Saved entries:
[Start]

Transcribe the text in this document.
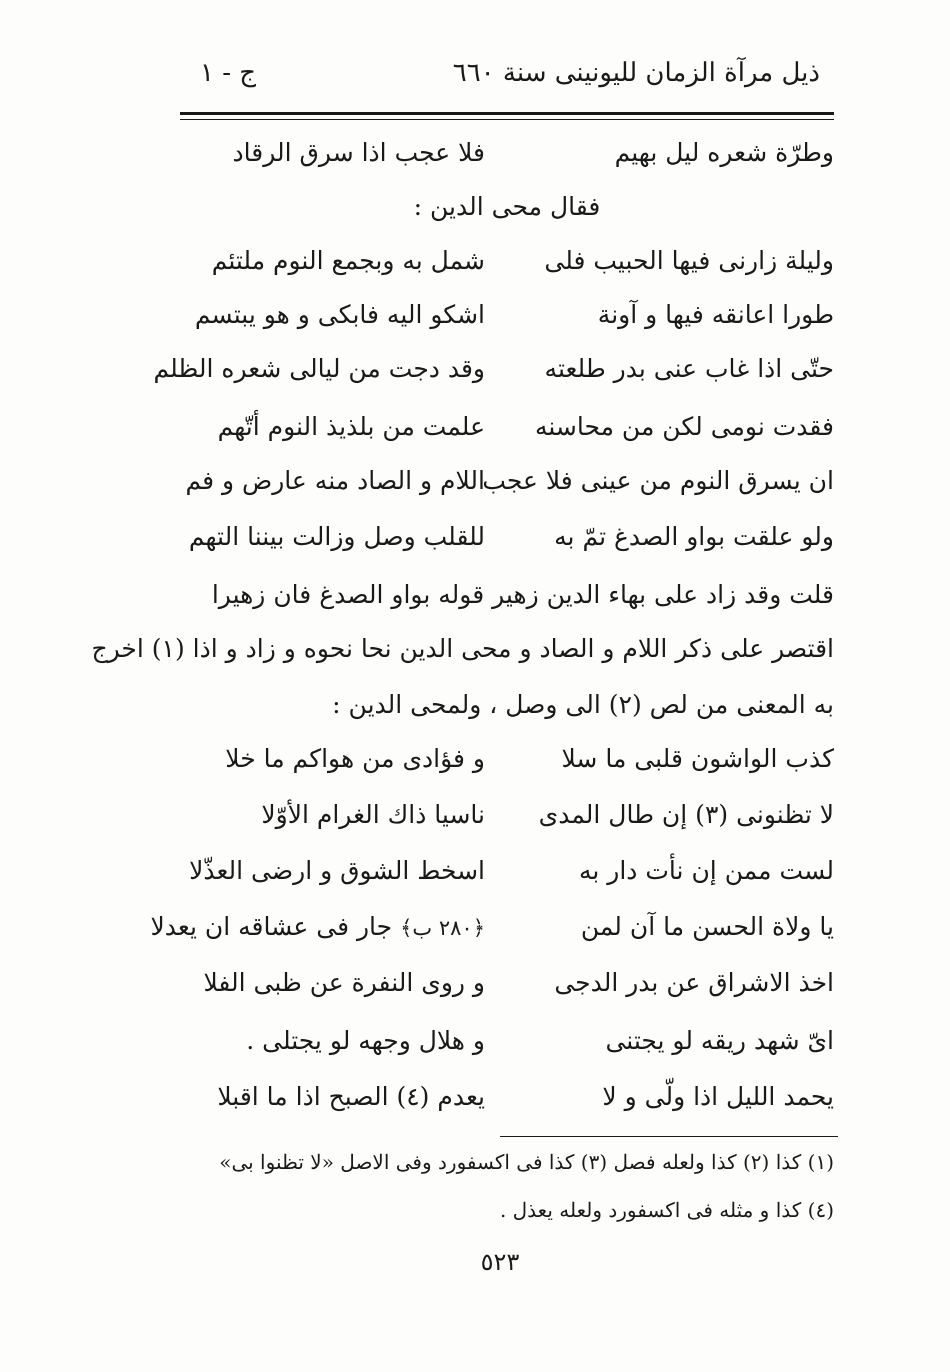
ذيل مرآة الزمان لليونينى سنة ٦٦٠
ج - ١
وطرّة شعره ليل بهيم
فلا عجب اذا سرق الرقاد
فقال محى الدين :
وليلة زارنى فيها الحبيب فلى
شمل به وبجمع النوم ملتئم
طورا اعانقه فيها و آونة
اشكو اليه فابكى و هو يبتسم
حتّى اذا غاب عنى بدر طلعته
وقد دجت من ليالى شعره الظلم
فقدت نومى لكن من محاسنه
علمت من بلذيذ النوم أتّهم
ان يسرق النوم من عينى فلا عجب
اللام و الصاد منه عارض و فم
ولو علقت بواو الصدغ تمّ به
للقلب وصل وزالت بيننا التهم
قلت وقد زاد على بهاء الدين زهير قوله بواو الصدغ فان زهيرا
اقتصر على ذكر اللام و الصاد و محى الدين نحا نحوه و زاد و اذا (١) اخرج
به المعنى من لص (٢) الى وصل ، ولمحى الدين :
كذب الواشون قلبى ما سلا
و فؤادى من هواكم ما خلا
لا تظنونى (٣) إن طال المدى
ناسيا ذاك الغرام الأوّلا
لست ممن إن نأت دار به
اسخط الشوق و ارضى العذّلا
يا ولاة الحسن ما آن لمن
﴿٢٨٠ ب﴾ جار فى عشاقه ان يعدلا
اخذ الاشراق عن بدر الدجى
و روى النفرة عن ظبى الفلا
اىّ شهد ريقه لو يجتنى
و هلال وجهه لو يجتلى .
يحمد الليل اذا ولّى و لا
يعدم (٤) الصبح اذا ما اقبلا
(١) كذا (٢) كذا ولعله فصل (٣) كذا فى اكسفورد وفى الاصل «لا تظنوا بى»
(٤) كذا و مثله فى اكسفورد ولعله يعذل .
٥٢٣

[End]

- Directive -
Show every line of the listing in which the string "النوم" can be found.

- Written answer -
شمل به وبجمع النوم ملتئم
علمت من بلذيذ النوم أتّهم
ان يسرق النوم من عينى فلا عجب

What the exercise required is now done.